--- Task goal ---
Write out all the entries word for word and omit any pictures.

-- Start of Data extract --

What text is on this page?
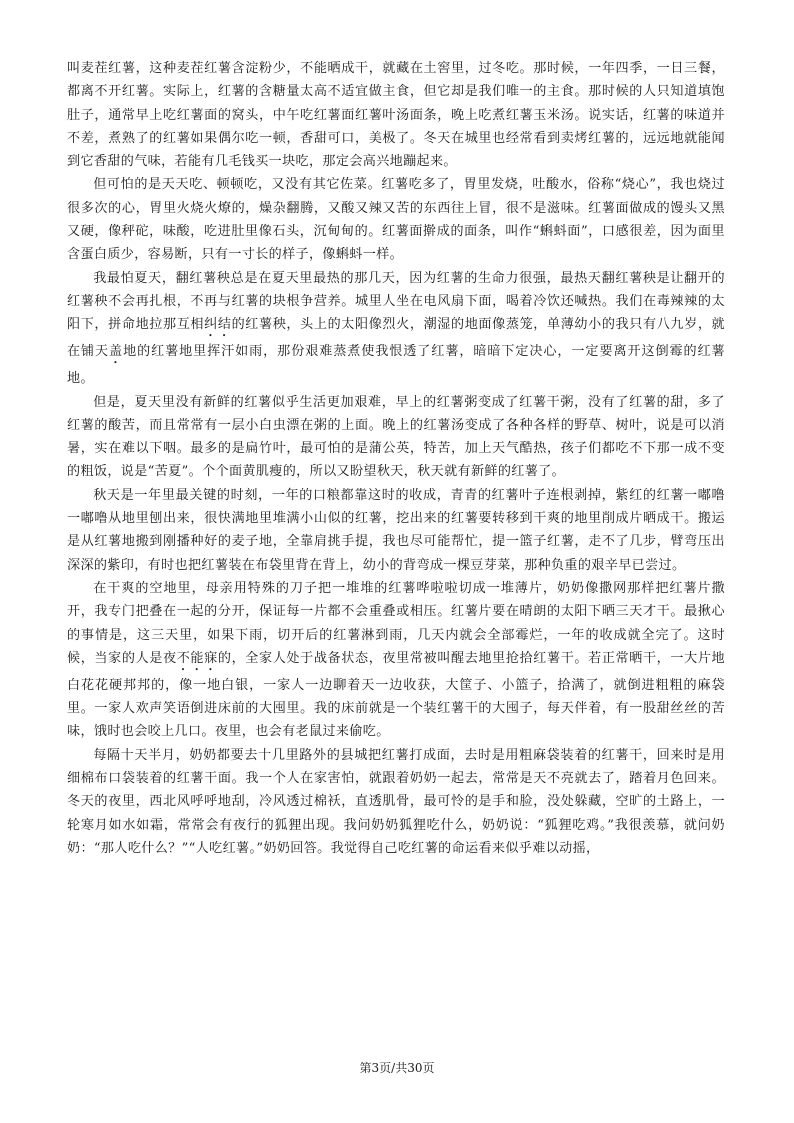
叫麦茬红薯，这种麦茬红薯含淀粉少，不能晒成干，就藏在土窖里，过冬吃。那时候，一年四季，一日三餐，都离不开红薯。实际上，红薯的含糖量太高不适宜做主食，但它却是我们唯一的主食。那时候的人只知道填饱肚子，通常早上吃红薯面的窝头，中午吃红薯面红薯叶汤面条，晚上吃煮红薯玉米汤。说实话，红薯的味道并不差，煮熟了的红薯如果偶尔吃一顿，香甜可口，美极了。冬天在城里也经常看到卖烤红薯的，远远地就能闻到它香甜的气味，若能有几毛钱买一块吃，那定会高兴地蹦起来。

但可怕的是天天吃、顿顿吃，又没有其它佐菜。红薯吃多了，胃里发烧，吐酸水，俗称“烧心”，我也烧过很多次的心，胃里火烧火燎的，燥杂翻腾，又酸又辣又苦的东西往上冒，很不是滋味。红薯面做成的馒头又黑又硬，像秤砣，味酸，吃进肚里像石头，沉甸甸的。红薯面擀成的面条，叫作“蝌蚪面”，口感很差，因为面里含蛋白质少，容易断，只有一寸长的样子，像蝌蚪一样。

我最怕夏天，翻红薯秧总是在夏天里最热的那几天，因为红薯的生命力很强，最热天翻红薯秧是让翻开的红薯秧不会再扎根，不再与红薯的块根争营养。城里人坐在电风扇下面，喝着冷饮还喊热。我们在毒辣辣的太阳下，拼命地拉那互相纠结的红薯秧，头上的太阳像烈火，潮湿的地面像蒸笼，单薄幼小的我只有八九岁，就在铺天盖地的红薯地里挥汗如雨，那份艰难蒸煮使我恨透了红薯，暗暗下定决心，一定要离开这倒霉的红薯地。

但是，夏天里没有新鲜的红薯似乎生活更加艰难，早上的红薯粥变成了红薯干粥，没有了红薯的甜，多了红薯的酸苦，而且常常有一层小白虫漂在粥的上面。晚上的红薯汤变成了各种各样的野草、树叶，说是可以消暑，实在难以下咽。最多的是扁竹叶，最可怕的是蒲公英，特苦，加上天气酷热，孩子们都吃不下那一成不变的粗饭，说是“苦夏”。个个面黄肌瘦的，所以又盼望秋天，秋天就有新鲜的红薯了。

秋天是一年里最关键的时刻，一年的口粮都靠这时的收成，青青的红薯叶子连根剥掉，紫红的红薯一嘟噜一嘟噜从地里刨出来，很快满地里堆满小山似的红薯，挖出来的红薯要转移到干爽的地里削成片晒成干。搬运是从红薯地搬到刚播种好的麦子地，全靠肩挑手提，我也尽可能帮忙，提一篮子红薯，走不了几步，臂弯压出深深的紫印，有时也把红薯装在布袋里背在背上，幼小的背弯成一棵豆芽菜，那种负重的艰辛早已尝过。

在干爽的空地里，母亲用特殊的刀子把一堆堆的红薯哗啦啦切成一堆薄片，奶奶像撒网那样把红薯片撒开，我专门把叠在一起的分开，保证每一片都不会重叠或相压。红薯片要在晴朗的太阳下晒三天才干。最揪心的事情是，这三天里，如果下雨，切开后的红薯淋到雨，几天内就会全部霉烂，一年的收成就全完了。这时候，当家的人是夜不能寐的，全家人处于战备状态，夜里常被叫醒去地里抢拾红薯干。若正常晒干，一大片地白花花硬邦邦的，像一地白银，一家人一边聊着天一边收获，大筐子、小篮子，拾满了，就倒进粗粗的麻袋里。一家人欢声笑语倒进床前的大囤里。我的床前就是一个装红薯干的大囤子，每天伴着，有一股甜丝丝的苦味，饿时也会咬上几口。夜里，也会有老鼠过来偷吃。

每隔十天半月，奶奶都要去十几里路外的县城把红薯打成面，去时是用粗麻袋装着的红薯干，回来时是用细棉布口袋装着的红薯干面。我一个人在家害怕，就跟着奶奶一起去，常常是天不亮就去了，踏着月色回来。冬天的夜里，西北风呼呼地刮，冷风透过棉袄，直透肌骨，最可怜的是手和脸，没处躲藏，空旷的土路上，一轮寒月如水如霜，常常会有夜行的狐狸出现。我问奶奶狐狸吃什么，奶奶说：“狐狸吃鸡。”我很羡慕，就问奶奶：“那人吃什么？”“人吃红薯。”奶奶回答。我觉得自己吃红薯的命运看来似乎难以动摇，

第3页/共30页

-- End of Data extract --

--- Finished answer ---
What text is on this page?
叫麦茬红薯，这种麦茬红薯含淀粉少，不能晒成干，就藏在土窖里，过冬吃。那时候，一年四季，一日三餐，都离不开红薯。实际上，红薯的含糖量太高不适宜做主食，但它却是我们唯一的主食。那时候的人只知道填饱肚子，通常早上吃红薯面的窝头，中午吃红薯面红薯叶汤面条，晚上吃煮红薯玉米汤。说实话，红薯的味道并不差，煮熟了的红薯如果偶尔吃一顿，香甜可口，美极了。冬天在城里也经常看到卖烤红薯的，远远地就能闻到它香甜的气味，若能有几毛钱买一块吃，那定会高兴地蹦起来。

但可怕的是天天吃、顿顿吃，又没有其它佐菜。红薯吃多了，胃里发烧，吐酸水，俗称“烧心”，我也烧过很多次的心，胃里火烧火燎的，燥杂翻腾，又酸又辣又苦的东西往上冒，很不是滋味。红薯面做成的馒头又黑又硬，像秤砣，味酸，吃进肚里像石头，沉甸甸的。红薯面擀成的面条，叫作“蝌蚪面”，口感很差，因为面里含蛋白质少，容易断，只有一寸长的样子，像蝌蚪一样。

我最怕夏天，翻红薯秧总是在夏天里最热的那几天，因为红薯的生命力很强，最热天翻红薯秧是让翻开的红薯秧不会再扎根，不再与红薯的块根争营养。城里人坐在电风扇下面，喝着冷饮还喊热。我们在毒辣辣的太阳下，拼命地拉那互相纠结的红薯秧，头上的太阳像烈火，潮湿的地面像蒸笼，单薄幼小的我只有八九岁，就在铺天盖地的红薯地里挥汗如雨，那份艰难蒸煮使我恨透了红薯，暗暗下定决心，一定要离开这倒霉的红薯地。

但是，夏天里没有新鲜的红薯似乎生活更加艰难，早上的红薯粥变成了红薯干粥，没有了红薯的甜，多了红薯的酸苦，而且常常有一层小白虫漂在粥的上面。晚上的红薯汤变成了各种各样的野草、树叶，说是可以消暑，实在难以下咽。最多的是扁竹叶，最可怕的是蒲公英，特苦，加上天气酷热，孩子们都吃不下那一成不变的粗饭，说是“苦夏”。个个面黄肌瘦的，所以又盼望秋天，秋天就有新鲜的红薯了。

秋天是一年里最关键的时刻，一年的口粮都靠这时的收成，青青的红薯叶子连根剥掉，紫红的红薯一嘟噜一嘟噜从地里刨出来，很快满地里堆满小山似的红薯，挖出来的红薯要转移到干爽的地里削成片晒成干。搬运是从红薯地搬到刚播种好的麦子地，全靠肩挑手提，我也尽可能帮忙，提一篮子红薯，走不了几步，臂弯压出深深的紫印，有时也把红薯装在布袋里背在背上，幼小的背弯成一棵豆芽菜，那种负重的艰辛早已尝过。

在干爽的空地里，母亲用特殊的刀子把一堆堆的红薯哗啦啦切成一堆薄片，奶奶像撒网那样把红薯片撒开，我专门把叠在一起的分开，保证每一片都不会重叠或相压。红薯片要在晴朗的太阳下晒三天才干。最揪心的事情是，这三天里，如果下雨，切开后的红薯淋到雨，几天内就会全部霉烂，一年的收成就全完了。这时候，当家的人是夜不能寐的，全家人处于战备状态，夜里常被叫醒去地里抢拾红薯干。若正常晒干，一大片地白花花硬邦邦的，像一地白银，一家人一边聊着天一边收获，大筐子、小篮子，拾满了，就倒进粗粗的麻袋里。一家人欢声笑语倒进床前的大囤里。我的床前就是一个装红薯干的大囤子，每天伴着，有一股甜丝丝的苦味，饿时也会咬上几口。夜里，也会有老鼠过来偷吃。

每隔十天半月，奶奶都要去十几里路外的县城把红薯打成面，去时是用粗麻袋装着的红薯干，回来时是用细棉布口袋装着的红薯干面。我一个人在家害怕，就跟着奶奶一起去，常常是天不亮就去了，踏着月色回来。冬天的夜里，西北风呼呼地刮，冷风透过棉袄，直透肌骨，最可怜的是手和脸，没处躲藏，空旷的土路上，一轮寒月如水如霜，常常会有夜行的狐狸出现。我问奶奶狐狸吃什么，奶奶说：“狐狸吃鸡。”我很羡慕，就问奶奶：“那人吃什么？”“人吃红薯。”奶奶回答。我觉得自己吃红薯的命运看来似乎难以动摇，

第3页/共30页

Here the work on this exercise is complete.